Repeat the whole of the data, keeping every detail the same.

──────── Input for this task ────────

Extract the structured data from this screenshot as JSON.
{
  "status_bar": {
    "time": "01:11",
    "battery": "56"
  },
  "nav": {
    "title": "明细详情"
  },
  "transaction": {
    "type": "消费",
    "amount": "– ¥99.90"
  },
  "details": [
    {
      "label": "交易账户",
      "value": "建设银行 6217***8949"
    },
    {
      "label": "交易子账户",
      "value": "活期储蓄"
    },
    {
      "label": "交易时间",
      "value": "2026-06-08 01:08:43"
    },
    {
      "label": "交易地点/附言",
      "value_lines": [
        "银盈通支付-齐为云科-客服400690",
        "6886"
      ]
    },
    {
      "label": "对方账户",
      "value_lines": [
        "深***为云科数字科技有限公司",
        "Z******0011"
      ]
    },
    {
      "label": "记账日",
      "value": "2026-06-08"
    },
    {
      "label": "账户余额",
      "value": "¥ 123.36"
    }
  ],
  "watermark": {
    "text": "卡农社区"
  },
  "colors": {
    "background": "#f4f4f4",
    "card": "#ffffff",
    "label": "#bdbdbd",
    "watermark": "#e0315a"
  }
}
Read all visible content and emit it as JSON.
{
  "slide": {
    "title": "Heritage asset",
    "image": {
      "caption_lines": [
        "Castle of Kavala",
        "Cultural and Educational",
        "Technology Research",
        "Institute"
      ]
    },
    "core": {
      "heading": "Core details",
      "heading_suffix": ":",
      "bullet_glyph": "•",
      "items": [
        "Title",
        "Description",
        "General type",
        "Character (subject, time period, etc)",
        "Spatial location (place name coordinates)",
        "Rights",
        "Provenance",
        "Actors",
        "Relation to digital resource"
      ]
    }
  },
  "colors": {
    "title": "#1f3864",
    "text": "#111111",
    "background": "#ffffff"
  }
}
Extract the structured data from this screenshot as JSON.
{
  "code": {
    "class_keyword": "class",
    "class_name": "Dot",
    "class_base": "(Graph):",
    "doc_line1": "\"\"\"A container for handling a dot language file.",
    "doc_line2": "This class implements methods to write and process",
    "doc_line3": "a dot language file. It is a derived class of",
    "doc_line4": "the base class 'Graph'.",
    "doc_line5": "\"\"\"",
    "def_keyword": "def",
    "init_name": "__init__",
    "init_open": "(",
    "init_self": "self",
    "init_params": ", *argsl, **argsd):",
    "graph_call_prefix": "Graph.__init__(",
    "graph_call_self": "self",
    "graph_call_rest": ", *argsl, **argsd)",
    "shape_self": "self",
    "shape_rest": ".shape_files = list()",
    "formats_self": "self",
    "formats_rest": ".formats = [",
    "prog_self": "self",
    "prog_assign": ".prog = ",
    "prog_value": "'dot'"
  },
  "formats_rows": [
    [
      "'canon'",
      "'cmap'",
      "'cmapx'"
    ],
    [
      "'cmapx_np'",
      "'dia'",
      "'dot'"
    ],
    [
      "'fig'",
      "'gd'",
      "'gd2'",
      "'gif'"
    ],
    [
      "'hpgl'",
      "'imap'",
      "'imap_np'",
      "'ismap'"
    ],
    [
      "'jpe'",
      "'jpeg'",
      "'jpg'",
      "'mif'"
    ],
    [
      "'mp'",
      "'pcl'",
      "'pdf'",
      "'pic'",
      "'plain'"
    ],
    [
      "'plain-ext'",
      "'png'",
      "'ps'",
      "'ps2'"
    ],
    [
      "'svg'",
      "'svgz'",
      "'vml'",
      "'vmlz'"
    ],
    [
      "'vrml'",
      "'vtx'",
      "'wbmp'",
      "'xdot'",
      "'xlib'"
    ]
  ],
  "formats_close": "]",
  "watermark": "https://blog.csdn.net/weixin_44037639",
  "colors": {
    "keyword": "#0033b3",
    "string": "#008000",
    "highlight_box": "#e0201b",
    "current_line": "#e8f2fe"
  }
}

────────

Solution for this exercise →
Extract the structured data from this screenshot as JSON.
{
  "status_bar": {
    "time": "01:11",
    "battery": "56"
  },
  "nav": {
    "title": "明细详情"
  },
  "transaction": {
    "type": "消费",
    "amount": "– ¥99.90"
  },
  "details": [
    {
      "label": "交易账户",
      "value": "建设银行 6217***8949"
    },
    {
      "label": "交易子账户",
      "value": "活期储蓄"
    },
    {
      "label": "交易时间",
      "value": "2026-06-08 01:08:43"
    },
    {
      "label": "交易地点/附言",
      "value_lines": [
        "银盈通支付-齐为云科-客服400690",
        "6886"
      ]
    },
    {
      "label": "对方账户",
      "value_lines": [
        "深***为云科数字科技有限公司",
        "Z******0011"
      ]
    },
    {
      "label": "记账日",
      "value": "2026-06-08"
    },
    {
      "label": "账户余额",
      "value": "¥ 123.36"
    }
  ],
  "watermark": {
    "text": "卡农社区"
  },
  "colors": {
    "background": "#f4f4f4",
    "card": "#ffffff",
    "label": "#bdbdbd",
    "watermark": "#e0315a"
  }
}
Read all visible content and emit it as JSON.
{
  "slide": {
    "title": "Heritage asset",
    "image": {
      "caption_lines": [
        "Castle of Kavala",
        "Cultural and Educational",
        "Technology Research",
        "Institute"
      ]
    },
    "core": {
      "heading": "Core details",
      "heading_suffix": ":",
      "bullet_glyph": "•",
      "items": [
        "Title",
        "Description",
        "General type",
        "Character (subject, time period, etc)",
        "Spatial location (place name coordinates)",
        "Rights",
        "Provenance",
        "Actors",
        "Relation to digital resource"
      ]
    }
  },
  "colors": {
    "title": "#1f3864",
    "text": "#111111",
    "background": "#ffffff"
  }
}
Extract the structured data from this screenshot as JSON.
{
  "code": {
    "class_keyword": "class",
    "class_name": "Dot",
    "class_base": "(Graph):",
    "doc_line1": "\"\"\"A container for handling a dot language file.",
    "doc_line2": "This class implements methods to write and process",
    "doc_line3": "a dot language file. It is a derived class of",
    "doc_line4": "the base class 'Graph'.",
    "doc_line5": "\"\"\"",
    "def_keyword": "def",
    "init_name": "__init__",
    "init_open": "(",
    "init_self": "self",
    "init_params": ", *argsl, **argsd):",
    "graph_call_prefix": "Graph.__init__(",
    "graph_call_self": "self",
    "graph_call_rest": ", *argsl, **argsd)",
    "shape_self": "self",
    "shape_rest": ".shape_files = list()",
    "formats_self": "self",
    "formats_rest": ".formats = [",
    "prog_self": "self",
    "prog_assign": ".prog = ",
    "prog_value": "'dot'"
  },
  "formats_rows": [
    [
      "'canon'",
      "'cmap'",
      "'cmapx'"
    ],
    [
      "'cmapx_np'",
      "'dia'",
      "'dot'"
    ],
    [
      "'fig'",
      "'gd'",
      "'gd2'",
      "'gif'"
    ],
    [
      "'hpgl'",
      "'imap'",
      "'imap_np'",
      "'ismap'"
    ],
    [
      "'jpe'",
      "'jpeg'",
      "'jpg'",
      "'mif'"
    ],
    [
      "'mp'",
      "'pcl'",
      "'pdf'",
      "'pic'",
      "'plain'"
    ],
    [
      "'plain-ext'",
      "'png'",
      "'ps'",
      "'ps2'"
    ],
    [
      "'svg'",
      "'svgz'",
      "'vml'",
      "'vmlz'"
    ],
    [
      "'vrml'",
      "'vtx'",
      "'wbmp'",
      "'xdot'",
      "'xlib'"
    ]
  ],
  "formats_close": "]",
  "watermark": "https://blog.csdn.net/weixin_44037639",
  "colors": {
    "keyword": "#0033b3",
    "string": "#008000",
    "highlight_box": "#e0201b",
    "current_line": "#e8f2fe"
  }
}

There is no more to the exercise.